Stated goal: Extract exactly and only the lines of the data below, starting at the line with "Convert this document image to plain text." and stopping after the final line.

━━━━━━

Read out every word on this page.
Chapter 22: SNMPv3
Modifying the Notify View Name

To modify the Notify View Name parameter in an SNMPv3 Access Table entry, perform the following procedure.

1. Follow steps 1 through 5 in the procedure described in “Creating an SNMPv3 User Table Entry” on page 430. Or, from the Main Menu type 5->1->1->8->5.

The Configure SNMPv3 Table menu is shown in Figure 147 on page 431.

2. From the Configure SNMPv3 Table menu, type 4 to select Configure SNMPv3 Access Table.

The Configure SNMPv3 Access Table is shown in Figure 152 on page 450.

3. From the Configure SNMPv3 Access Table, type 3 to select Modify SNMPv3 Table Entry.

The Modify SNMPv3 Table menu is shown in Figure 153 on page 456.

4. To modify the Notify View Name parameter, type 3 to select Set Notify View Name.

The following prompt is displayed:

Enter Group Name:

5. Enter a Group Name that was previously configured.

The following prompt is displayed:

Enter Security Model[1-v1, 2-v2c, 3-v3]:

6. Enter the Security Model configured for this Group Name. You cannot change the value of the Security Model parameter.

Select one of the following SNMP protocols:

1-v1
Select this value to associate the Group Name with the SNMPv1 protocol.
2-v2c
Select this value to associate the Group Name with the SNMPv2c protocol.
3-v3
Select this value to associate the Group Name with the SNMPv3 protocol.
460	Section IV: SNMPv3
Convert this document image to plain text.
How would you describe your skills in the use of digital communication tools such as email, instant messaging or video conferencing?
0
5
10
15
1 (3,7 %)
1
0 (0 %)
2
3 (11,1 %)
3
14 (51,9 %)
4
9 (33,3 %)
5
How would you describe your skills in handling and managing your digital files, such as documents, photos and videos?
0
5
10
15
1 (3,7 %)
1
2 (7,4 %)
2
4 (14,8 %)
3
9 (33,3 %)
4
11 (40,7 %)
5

━━━━━━

Written answer:
Convert this document image to plain text.
How would you describe your skills in the use of digital communication tools such as email, instant messaging or video conferencing?
0
5
10
15
1 (3,7 %)
1
0 (0 %)
2
3 (11,1 %)
3
14 (51,9 %)
4
9 (33,3 %)
5
How would you describe your skills in handling and managing your digital files, such as documents, photos and videos?
0
5
10
15
1 (3,7 %)
1
2 (7,4 %)
2
4 (14,8 %)
3
9 (33,3 %)
4
11 (40,7 %)
5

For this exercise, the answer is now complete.